Skip every image and restate the data word for word.
** start Raw data **
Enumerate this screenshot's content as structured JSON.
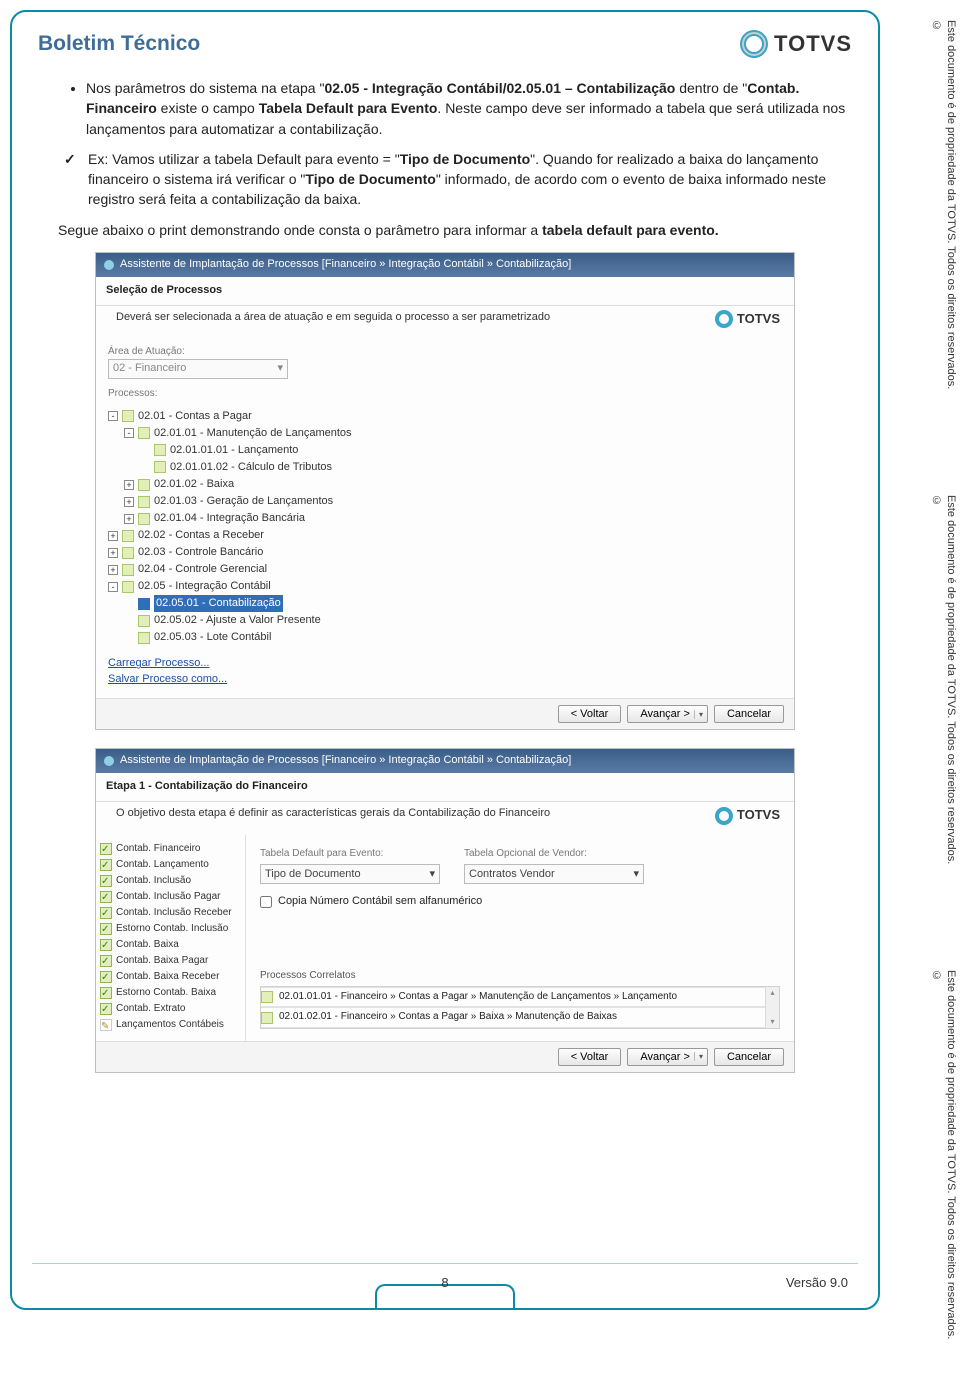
{
  "doc": {
    "title": "Boletim Técnico",
    "logo_text": "TOTVS"
  },
  "body": {
    "bullet1_pt1": "Nos parâmetros do sistema na etapa \"",
    "bullet1_bold": "02.05 - Integração Contábil/02.05.01 – Contabilização",
    "bullet1_pt2": " dentro de \"",
    "bullet1_bold2": "Contab. Financeiro",
    "bullet1_pt3": " existe o campo ",
    "bullet1_bold3": "Tabela Default para Evento",
    "bullet1_pt4": ". Neste campo deve ser informado a tabela que será utilizada nos lançamentos para automatizar a contabilização.",
    "check_pt1": "Ex: Vamos utilizar a tabela Default para evento = \"",
    "check_bold1": "Tipo de Documento",
    "check_pt2": "\". Quando for realizado a baixa do lançamento financeiro o sistema irá verificar o \"",
    "check_bold2": "Tipo de Documento",
    "check_pt3": "\" informado, de acordo com o evento de baixa informado neste registro será feita a contabilização da baixa.",
    "subline_pt1": "Segue abaixo o print demonstrando onde consta o parâmetro para informar a ",
    "subline_bold": "tabela default para evento."
  },
  "panel1": {
    "title": "Assistente de Implantação de Processos [Financeiro » Integração Contábil » Contabilização]",
    "section": "Seleção de Processos",
    "desc": "Deverá ser selecionada a área de atuação e em seguida o processo a ser parametrizado",
    "mini_logo": "TOTVS",
    "area_label": "Área de Atuação:",
    "area_value": "02 - Financeiro",
    "proc_label": "Processos:",
    "tree": [
      {
        "exp": "-",
        "lvl": 1,
        "text": "02.01 - Contas a Pagar"
      },
      {
        "exp": "-",
        "lvl": 2,
        "text": "02.01.01 - Manutenção de Lançamentos"
      },
      {
        "exp": "",
        "lvl": 3,
        "text": "02.01.01.01 - Lançamento"
      },
      {
        "exp": "",
        "lvl": 3,
        "text": "02.01.01.02 - Cálculo de Tributos"
      },
      {
        "exp": "+",
        "lvl": 2,
        "text": "02.01.02 - Baixa"
      },
      {
        "exp": "+",
        "lvl": 2,
        "text": "02.01.03 - Geração de Lançamentos"
      },
      {
        "exp": "+",
        "lvl": 2,
        "text": "02.01.04 - Integração Bancária"
      },
      {
        "exp": "+",
        "lvl": 1,
        "text": "02.02 - Contas a Receber"
      },
      {
        "exp": "+",
        "lvl": 1,
        "text": "02.03 - Controle Bancário"
      },
      {
        "exp": "+",
        "lvl": 1,
        "text": "02.04 - Controle Gerencial"
      },
      {
        "exp": "-",
        "lvl": 1,
        "text": "02.05 - Integração Contábil"
      },
      {
        "exp": "",
        "lvl": 2,
        "text": "02.05.01 - Contabilização",
        "selected": true
      },
      {
        "exp": "",
        "lvl": 2,
        "text": "02.05.02 - Ajuste a Valor Presente"
      },
      {
        "exp": "",
        "lvl": 2,
        "text": "02.05.03 - Lote Contábil"
      }
    ],
    "link1": "Carregar Processo...",
    "link2": "Salvar Processo como...",
    "btn_back": "< Voltar",
    "btn_next": "Avançar >",
    "btn_cancel": "Cancelar"
  },
  "panel2": {
    "title": "Assistente de Implantação de Processos [Financeiro » Integração Contábil » Contabilização]",
    "section": "Etapa 1 - Contabilização do Financeiro",
    "desc": "O objetivo desta etapa é definir as características gerais da Contabilização do Financeiro",
    "mini_logo": "TOTVS",
    "side_items": [
      {
        "label": "Contab. Financeiro",
        "state": "ok"
      },
      {
        "label": "Contab. Lançamento",
        "state": "ok"
      },
      {
        "label": "Contab. Inclusão",
        "state": "ok"
      },
      {
        "label": "Contab. Inclusão Pagar",
        "state": "ok"
      },
      {
        "label": "Contab. Inclusão Receber",
        "state": "ok"
      },
      {
        "label": "Estorno Contab. Inclusão",
        "state": "ok"
      },
      {
        "label": "Contab. Baixa",
        "state": "ok"
      },
      {
        "label": "Contab. Baixa Pagar",
        "state": "ok"
      },
      {
        "label": "Contab. Baixa Receber",
        "state": "ok"
      },
      {
        "label": "Estorno Contab. Baixa",
        "state": "ok"
      },
      {
        "label": "Contab. Extrato",
        "state": "ok"
      },
      {
        "label": "Lançamentos Contábeis",
        "state": "pen"
      }
    ],
    "field1_label": "Tabela Default para Evento:",
    "field1_value": "Tipo de Documento",
    "field2_label": "Tabela Opcional de Vendor:",
    "field2_value": "Contratos Vendor",
    "checkbox_label": "Copia Número Contábil sem alfanumérico",
    "proc_cor_label": "Processos Correlatos",
    "proc_cor_1": "02.01.01.01 - Financeiro » Contas a Pagar » Manutenção de Lançamentos » Lançamento",
    "proc_cor_2": "02.01.02.01 - Financeiro » Contas a Pagar » Baixa » Manutenção de Baixas",
    "btn_back": "< Voltar",
    "btn_next": "Avançar >",
    "btn_cancel": "Cancelar"
  },
  "sidebar_text": "Este documento é de propriedade da TOTVS. Todos os direitos reservados. ©",
  "footer": {
    "page": "8",
    "version": "Versão 9.0"
  }
}
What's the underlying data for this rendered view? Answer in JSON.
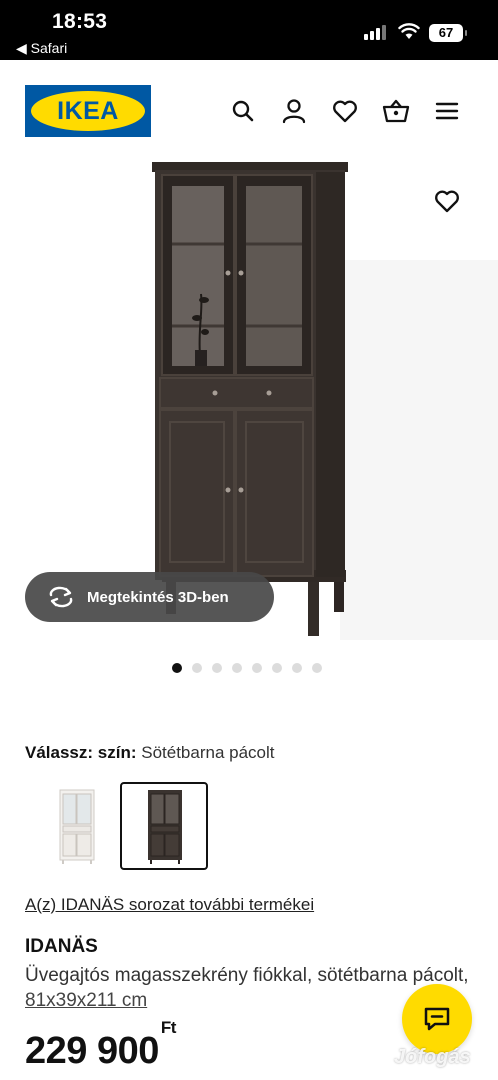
** end Raw data **
Result below:
Enumerate this screenshot's content as structured JSON.
{
  "doc": {
    "title": "Boletim Técnico",
    "logo_text": "TOTVS"
  },
  "body": {
    "bullet1_pt1": "Nos parâmetros do sistema na etapa \"",
    "bullet1_bold": "02.05 - Integração Contábil/02.05.01 – Contabilização",
    "bullet1_pt2": " dentro de \"",
    "bullet1_bold2": "Contab. Financeiro",
    "bullet1_pt3": " existe o campo ",
    "bullet1_bold3": "Tabela Default para Evento",
    "bullet1_pt4": ". Neste campo deve ser informado a tabela que será utilizada nos lançamentos para automatizar a contabilização.",
    "check_pt1": "Ex: Vamos utilizar a tabela Default para evento = \"",
    "check_bold1": "Tipo de Documento",
    "check_pt2": "\". Quando for realizado a baixa do lançamento financeiro o sistema irá verificar o \"",
    "check_bold2": "Tipo de Documento",
    "check_pt3": "\" informado, de acordo com o evento de baixa informado neste registro será feita a contabilização da baixa.",
    "subline_pt1": "Segue abaixo o print demonstrando onde consta o parâmetro para informar a ",
    "subline_bold": "tabela default para evento."
  },
  "panel1": {
    "title": "Assistente de Implantação de Processos [Financeiro » Integração Contábil » Contabilização]",
    "section": "Seleção de Processos",
    "desc": "Deverá ser selecionada a área de atuação e em seguida o processo a ser parametrizado",
    "mini_logo": "TOTVS",
    "area_label": "Área de Atuação:",
    "area_value": "02 - Financeiro",
    "proc_label": "Processos:",
    "tree": [
      {
        "exp": "-",
        "lvl": 1,
        "text": "02.01 - Contas a Pagar"
      },
      {
        "exp": "-",
        "lvl": 2,
        "text": "02.01.01 - Manutenção de Lançamentos"
      },
      {
        "exp": "",
        "lvl": 3,
        "text": "02.01.01.01 - Lançamento"
      },
      {
        "exp": "",
        "lvl": 3,
        "text": "02.01.01.02 - Cálculo de Tributos"
      },
      {
        "exp": "+",
        "lvl": 2,
        "text": "02.01.02 - Baixa"
      },
      {
        "exp": "+",
        "lvl": 2,
        "text": "02.01.03 - Geração de Lançamentos"
      },
      {
        "exp": "+",
        "lvl": 2,
        "text": "02.01.04 - Integração Bancária"
      },
      {
        "exp": "+",
        "lvl": 1,
        "text": "02.02 - Contas a Receber"
      },
      {
        "exp": "+",
        "lvl": 1,
        "text": "02.03 - Controle Bancário"
      },
      {
        "exp": "+",
        "lvl": 1,
        "text": "02.04 - Controle Gerencial"
      },
      {
        "exp": "-",
        "lvl": 1,
        "text": "02.05 - Integração Contábil"
      },
      {
        "exp": "",
        "lvl": 2,
        "text": "02.05.01 - Contabilização",
        "selected": true
      },
      {
        "exp": "",
        "lvl": 2,
        "text": "02.05.02 - Ajuste a Valor Presente"
      },
      {
        "exp": "",
        "lvl": 2,
        "text": "02.05.03 - Lote Contábil"
      }
    ],
    "link1": "Carregar Processo...",
    "link2": "Salvar Processo como...",
    "btn_back": "< Voltar",
    "btn_next": "Avançar >",
    "btn_cancel": "Cancelar"
  },
  "panel2": {
    "title": "Assistente de Implantação de Processos [Financeiro » Integração Contábil » Contabilização]",
    "section": "Etapa 1 - Contabilização do Financeiro",
    "desc": "O objetivo desta etapa é definir as características gerais da Contabilização do Financeiro",
    "mini_logo": "TOTVS",
    "side_items": [
      {
        "label": "Contab. Financeiro",
        "state": "ok"
      },
      {
        "label": "Contab. Lançamento",
        "state": "ok"
      },
      {
        "label": "Contab. Inclusão",
        "state": "ok"
      },
      {
        "label": "Contab. Inclusão Pagar",
        "state": "ok"
      },
      {
        "label": "Contab. Inclusão Receber",
        "state": "ok"
      },
      {
        "label": "Estorno Contab. Inclusão",
        "state": "ok"
      },
      {
        "label": "Contab. Baixa",
        "state": "ok"
      },
      {
        "label": "Contab. Baixa Pagar",
        "state": "ok"
      },
      {
        "label": "Contab. Baixa Receber",
        "state": "ok"
      },
      {
        "label": "Estorno Contab. Baixa",
        "state": "ok"
      },
      {
        "label": "Contab. Extrato",
        "state": "ok"
      },
      {
        "label": "Lançamentos Contábeis",
        "state": "pen"
      }
    ],
    "field1_label": "Tabela Default para Evento:",
    "field1_value": "Tipo de Documento",
    "field2_label": "Tabela Opcional de Vendor:",
    "field2_value": "Contratos Vendor",
    "checkbox_label": "Copia Número Contábil sem alfanumérico",
    "proc_cor_label": "Processos Correlatos",
    "proc_cor_1": "02.01.01.01 - Financeiro » Contas a Pagar » Manutenção de Lançamentos » Lançamento",
    "proc_cor_2": "02.01.02.01 - Financeiro » Contas a Pagar » Baixa » Manutenção de Baixas",
    "btn_back": "< Voltar",
    "btn_next": "Avançar >",
    "btn_cancel": "Cancelar"
  },
  "sidebar_text": "Este documento é de propriedade da TOTVS. Todos os direitos reservados. ©",
  "footer": {
    "page": "8",
    "version": "Versão 9.0"
  }
}
What's the underlying data for this rendered view? Answer in JSON.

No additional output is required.